--- Begin ---

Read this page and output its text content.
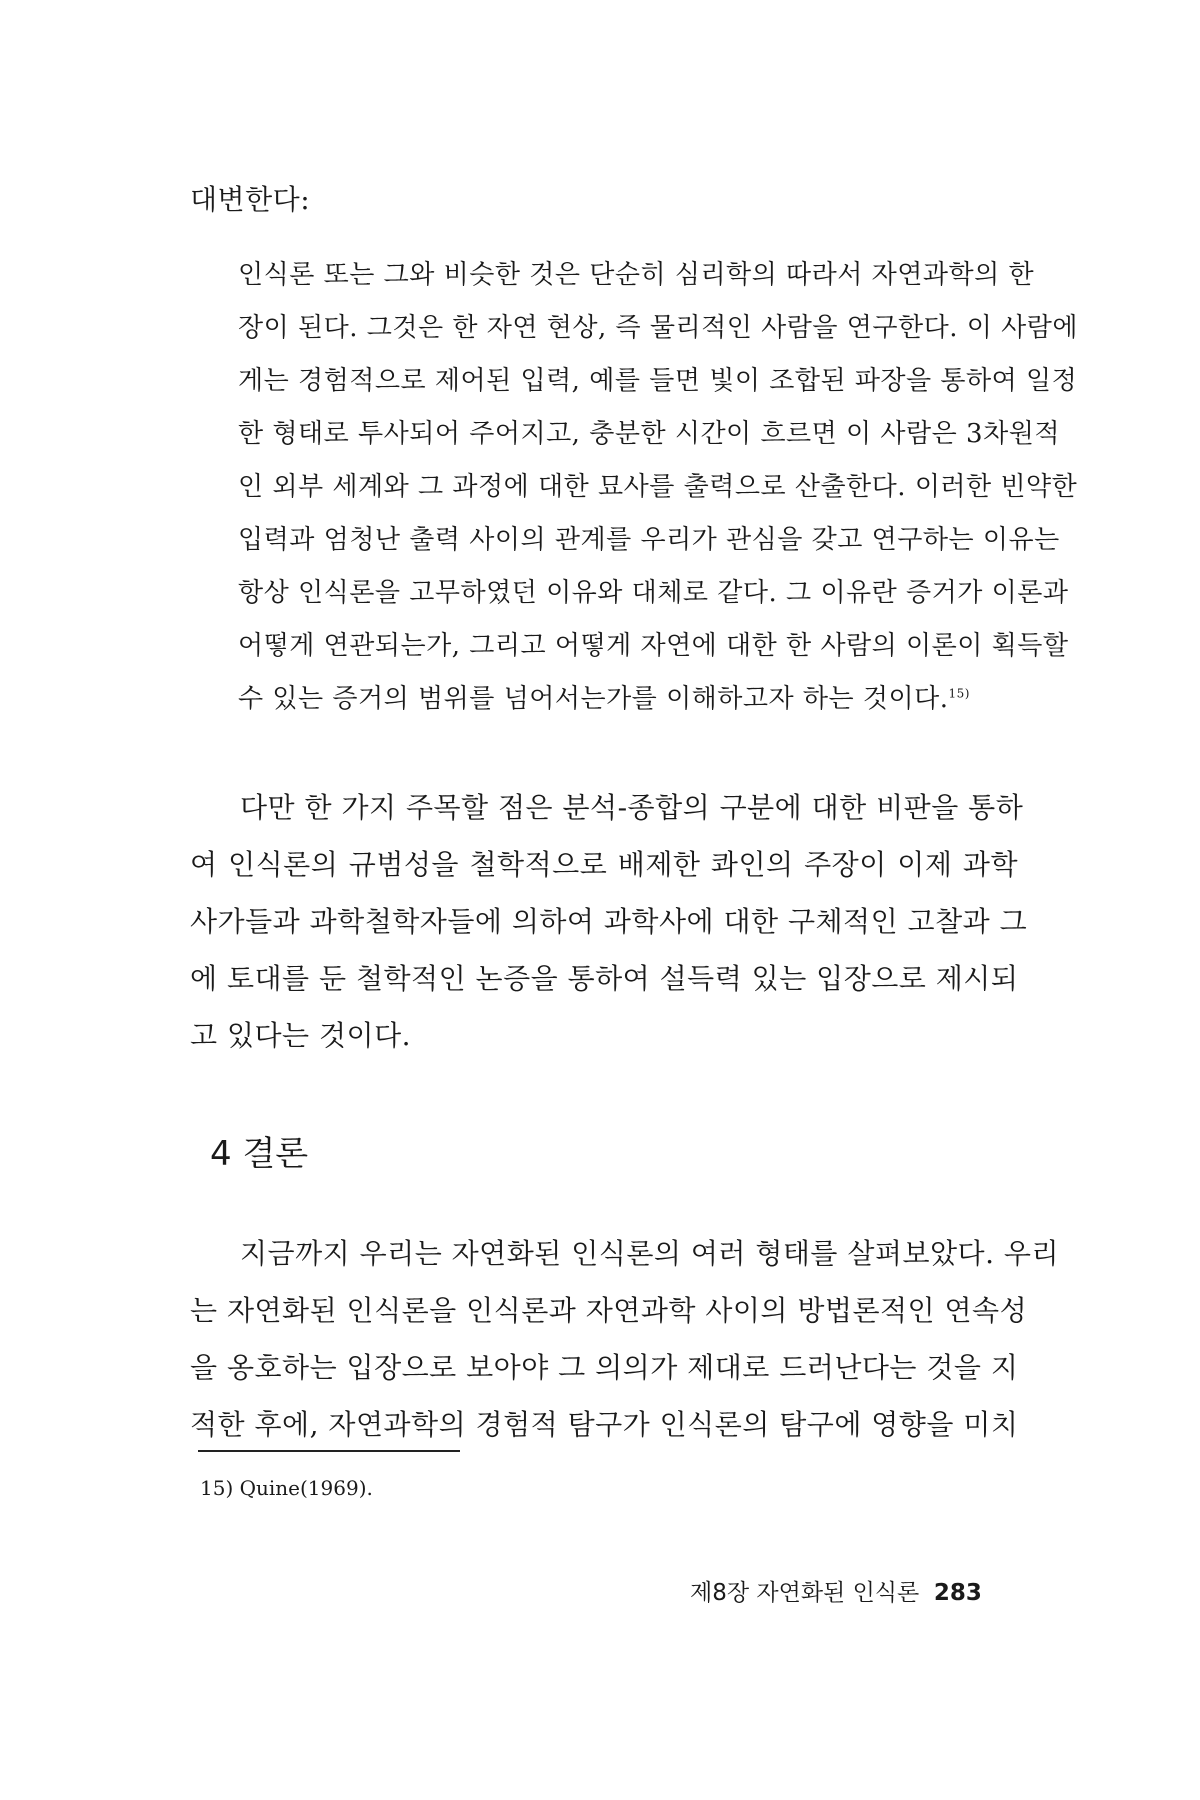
대변한다:
인식론 또는 그와 비슷한 것은 단순히 심리학의 따라서 자연과학의 한
장이 된다. 그것은 한 자연 현상, 즉 물리적인 사람을 연구한다. 이 사람에
게는 경험적으로 제어된 입력, 예를 들면 빛이 조합된 파장을 통하여 일정
한 형태로 투사되어 주어지고, 충분한 시간이 흐르면 이 사람은 3차원적
인 외부 세계와 그 과정에 대한 묘사를 출력으로 산출한다. 이러한 빈약한
입력과 엄청난 출력 사이의 관계를 우리가 관심을 갖고 연구하는 이유는
항상 인식론을 고무하였던 이유와 대체로 같다. 그 이유란 증거가 이론과
어떻게 연관되는가, 그리고 어떻게 자연에 대한 한 사람의 이론이 획득할
수 있는 증거의 범위를 넘어서는가를 이해하고자 하는 것이다.$^{15)}$
다만 한 가지 주목할 점은 분석-종합의 구분에 대한 비판을 통하
여 인식론의 규범성을 철학적으로 배제한 콰인의 주장이 이제 과학
사가들과 과학철학자들에 의하여 과학사에 대한 구체적인 고찰과 그
에 토대를 둔 철학적인 논증을 통하여 설득력 있는 입장으로 제시되
고 있다는 것이다.
4 결론
지금까지 우리는 자연화된 인식론의 여러 형태를 살펴보았다. 우리
는 자연화된 인식론을 인식론과 자연과학 사이의 방법론적인 연속성
을 옹호하는 입장으로 보아야 그 의의가 제대로 드러난다는 것을 지
적한 후에, 자연과학의 경험적 탐구가 인식론의 탐구에 영향을 미치
15) Quine(1969).
제8장 자연화된 인식론 283
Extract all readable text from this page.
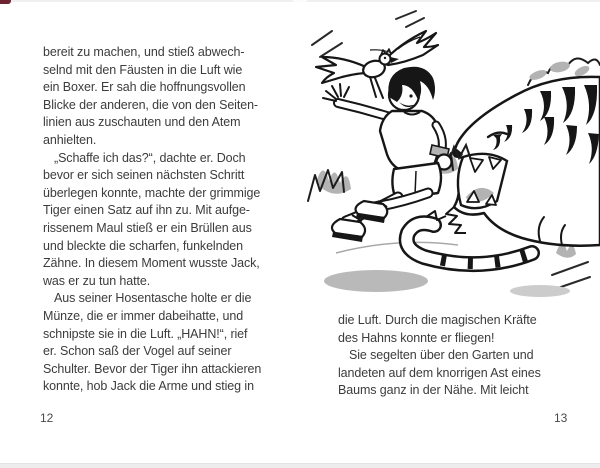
bereit zu machen, und stieß abwech-

selnd mit den Fäusten in die Luft wie

ein Boxer. Er sah die hoffnungsvollen

Blicke der anderen, die von den Seiten-

linien aus zuschauten und den Atem

anhielten.

„Schaffe ich das?“, dachte er. Doch

bevor er sich seinen nächsten Schritt

überlegen konnte, machte der grimmige

Tiger einen Satz auf ihn zu. Mit aufge-

rissenem Maul stieß er ein Brüllen aus

und bleckte die scharfen, funkelnden

Zähne. In diesem Moment wusste Jack,

was er zu tun hatte.

Aus seiner Hosentasche holte er die

Münze, die er immer dabeihatte, und

schnipste sie in die Luft. „HAHN!“, rief

er. Schon saß der Vogel auf seiner

Schulter. Bevor der Tiger ihn attackieren

konnte, hob Jack die Arme und stieg in

12

die Luft. Durch die magischen Kräfte

des Hahns konnte er fliegen!

Sie segelten über den Garten und

landeten auf dem knorrigen Ast eines

Baums ganz in der Nähe. Mit leicht

13
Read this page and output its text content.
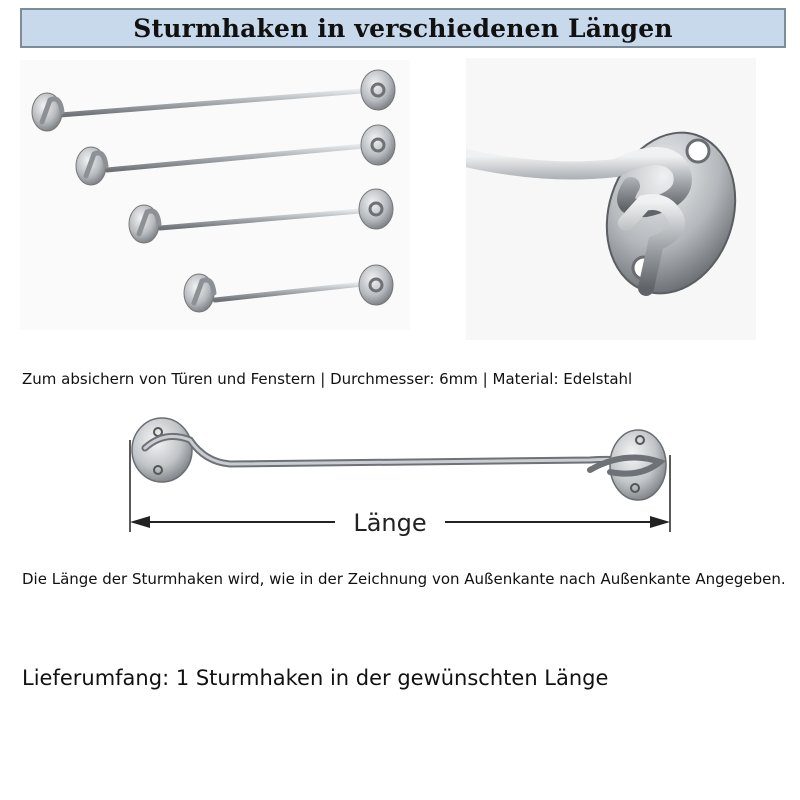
Sturmhaken in verschiedenen Längen
Zum absichern von Türen und Fenstern | Durchmesser: 6mm | Material: Edelstahl
Länge
Die Länge der Sturmhaken wird, wie in der Zeichnung von Außenkante nach Außenkante Angegeben.
Lieferumfang: 1 Sturmhaken in der gewünschten Länge
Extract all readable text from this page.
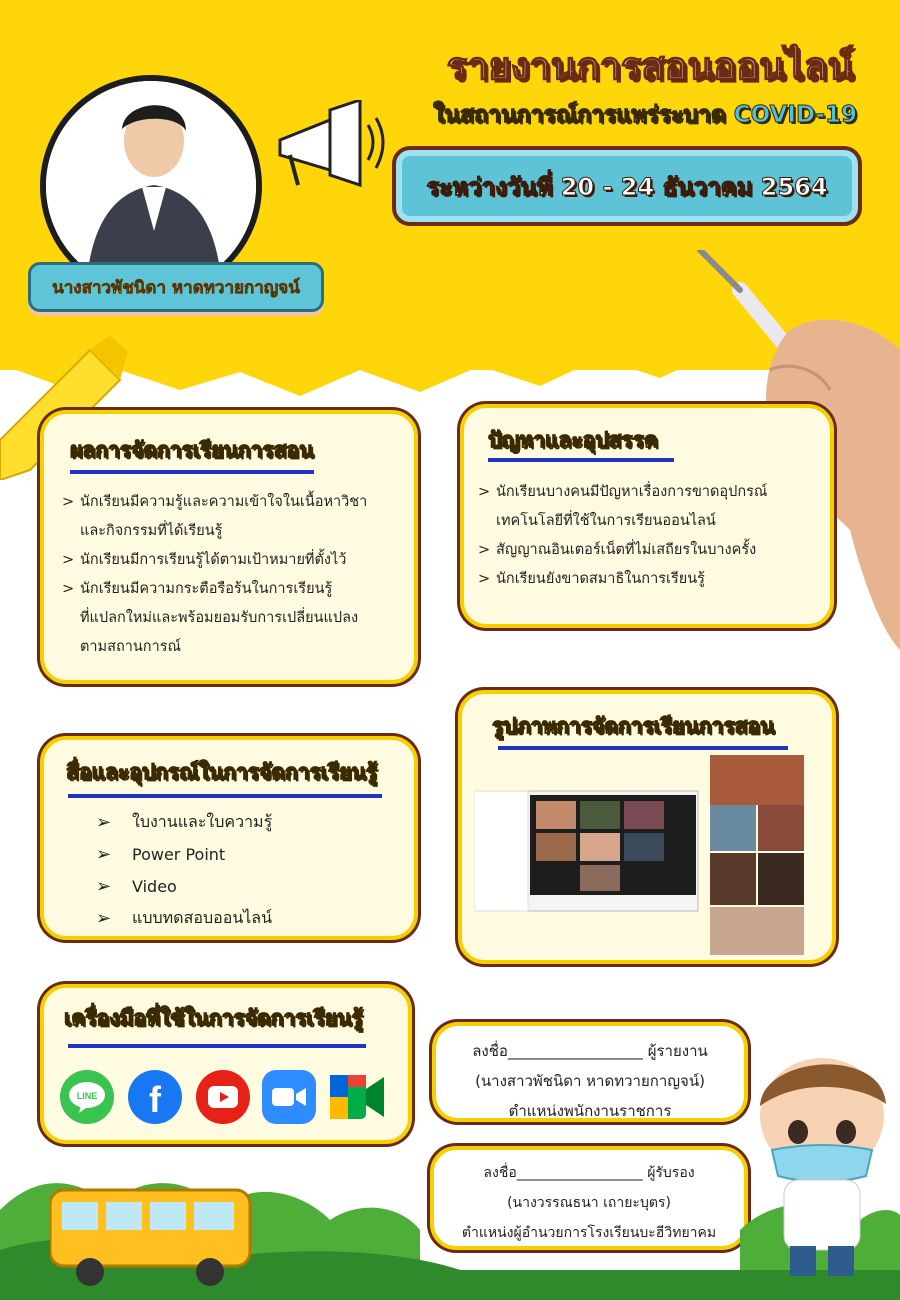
นางสาวพัชนิดา หาดทวายกาญจน์
รายงานการสอนออนไลน์
ในสถานการณ์การแพร่ระบาด COVID-19
ระหว่างวันที่ 20 - 24 ธันวาคม 2564
ผลการจัดการเรียนการสอน
> นักเรียนมีความรู้และความเข้าใจในเนื้อหาวิชา
และกิจกรรมที่ได้เรียนรู้
> นักเรียนมีการเรียนรู้ได้ตามเป้าหมายที่ตั้งไว้
> นักเรียนมีความกระตือรือร้นในการเรียนรู้
ที่แปลกใหม่และพร้อมยอมรับการเปลี่ยนแปลง
ตามสถานการณ์
ปัญหาและอุปสรรค
> นักเรียนบางคนมีปัญหาเรื่องการขาดอุปกรณ์
เทคโนโลยีที่ใช้ในการเรียนออนไลน์
> สัญญาณอินเตอร์เน็ตที่ไม่เสถียรในบางครั้ง
> นักเรียนยังขาดสมาธิในการเรียนรู้
สื่อและอุปกรณ์ในการจัดการเรียนรู้
➢	ใบงานและใบความรู้
➢	Power Point
➢	Video
➢	แบบทดสอบออนไลน์
รูปภาพการจัดการเรียนการสอน
เครื่องมือที่ใช้ในการจัดการเรียนรู้
LINE f
ลงชื่อ__________________ ผู้รายงาน
(นางสาวพัชนิดา หาดทวายกาญจน์)
ตำแหน่งพนักงานราชการ
ลงชื่อ__________________ ผู้รับรอง
(นางวรรณธนา เถายะบุตร)
ตำแหน่งผู้อำนวยการโรงเรียนบะฮีวิทยาคม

--- End ---

Directions for this task: Reproduce the full listing faithfully, but do not carry over any pictures.

Correct output:
Read this page and output its text content.
대변한다:
인식론 또는 그와 비슷한 것은 단순히 심리학의 따라서 자연과학의 한
장이 된다. 그것은 한 자연 현상, 즉 물리적인 사람을 연구한다. 이 사람에
게는 경험적으로 제어된 입력, 예를 들면 빛이 조합된 파장을 통하여 일정
한 형태로 투사되어 주어지고, 충분한 시간이 흐르면 이 사람은 3차원적
인 외부 세계와 그 과정에 대한 묘사를 출력으로 산출한다. 이러한 빈약한
입력과 엄청난 출력 사이의 관계를 우리가 관심을 갖고 연구하는 이유는
항상 인식론을 고무하였던 이유와 대체로 같다. 그 이유란 증거가 이론과
어떻게 연관되는가, 그리고 어떻게 자연에 대한 한 사람의 이론이 획득할
수 있는 증거의 범위를 넘어서는가를 이해하고자 하는 것이다.$^{15)}$
다만 한 가지 주목할 점은 분석-종합의 구분에 대한 비판을 통하
여 인식론의 규범성을 철학적으로 배제한 콰인의 주장이 이제 과학
사가들과 과학철학자들에 의하여 과학사에 대한 구체적인 고찰과 그
에 토대를 둔 철학적인 논증을 통하여 설득력 있는 입장으로 제시되
고 있다는 것이다.
4 결론
지금까지 우리는 자연화된 인식론의 여러 형태를 살펴보았다. 우리
는 자연화된 인식론을 인식론과 자연과학 사이의 방법론적인 연속성
을 옹호하는 입장으로 보아야 그 의의가 제대로 드러난다는 것을 지
적한 후에, 자연과학의 경험적 탐구가 인식론의 탐구에 영향을 미치
15) Quine(1969).
제8장 자연화된 인식론 283
Extract all readable text from this page.
bereit zu machen, und stieß abwech-

selnd mit den Fäusten in die Luft wie

ein Boxer. Er sah die hoffnungsvollen

Blicke der anderen, die von den Seiten-

linien aus zuschauten und den Atem

anhielten.

„Schaffe ich das?“, dachte er. Doch

bevor er sich seinen nächsten Schritt

überlegen konnte, machte der grimmige

Tiger einen Satz auf ihn zu. Mit aufge-

rissenem Maul stieß er ein Brüllen aus

und bleckte die scharfen, funkelnden

Zähne. In diesem Moment wusste Jack,

was er zu tun hatte.

Aus seiner Hosentasche holte er die

Münze, die er immer dabeihatte, und

schnipste sie in die Luft. „HAHN!“, rief

er. Schon saß der Vogel auf seiner

Schulter. Bevor der Tiger ihn attackieren

konnte, hob Jack die Arme und stieg in

12

die Luft. Durch die magischen Kräfte

des Hahns konnte er fliegen!

Sie segelten über den Garten und

landeten auf dem knorrigen Ast eines

Baums ganz in der Nähe. Mit leicht

13
Read this page and output its text content.
Sturmhaken in verschiedenen Längen
Zum absichern von Türen und Fenstern | Durchmesser: 6mm | Material: Edelstahl
Länge
Die Länge der Sturmhaken wird, wie in der Zeichnung von Außenkante nach Außenkante Angegeben.
Lieferumfang: 1 Sturmhaken in der gewünschten Länge
Extract all readable text from this page.
นางสาวพัชนิดา หาดทวายกาญจน์
รายงานการสอนออนไลน์
ในสถานการณ์การแพร่ระบาด COVID-19
ระหว่างวันที่ 20 - 24 ธันวาคม 2564
ผลการจัดการเรียนการสอน
> นักเรียนมีความรู้และความเข้าใจในเนื้อหาวิชา
และกิจกรรมที่ได้เรียนรู้
> นักเรียนมีการเรียนรู้ได้ตามเป้าหมายที่ตั้งไว้
> นักเรียนมีความกระตือรือร้นในการเรียนรู้
ที่แปลกใหม่และพร้อมยอมรับการเปลี่ยนแปลง
ตามสถานการณ์
ปัญหาและอุปสรรค
> นักเรียนบางคนมีปัญหาเรื่องการขาดอุปกรณ์
เทคโนโลยีที่ใช้ในการเรียนออนไลน์
> สัญญาณอินเตอร์เน็ตที่ไม่เสถียรในบางครั้ง
> นักเรียนยังขาดสมาธิในการเรียนรู้
สื่อและอุปกรณ์ในการจัดการเรียนรู้
➢	ใบงานและใบความรู้
➢	Power Point
➢	Video
➢	แบบทดสอบออนไลน์
รูปภาพการจัดการเรียนการสอน
เครื่องมือที่ใช้ในการจัดการเรียนรู้
LINE f
ลงชื่อ__________________ ผู้รายงาน
(นางสาวพัชนิดา หาดทวายกาญจน์)
ตำแหน่งพนักงานราชการ
ลงชื่อ__________________ ผู้รับรอง
(นางวรรณธนา เถายะบุตร)
ตำแหน่งผู้อำนวยการโรงเรียนบะฮีวิทยาคม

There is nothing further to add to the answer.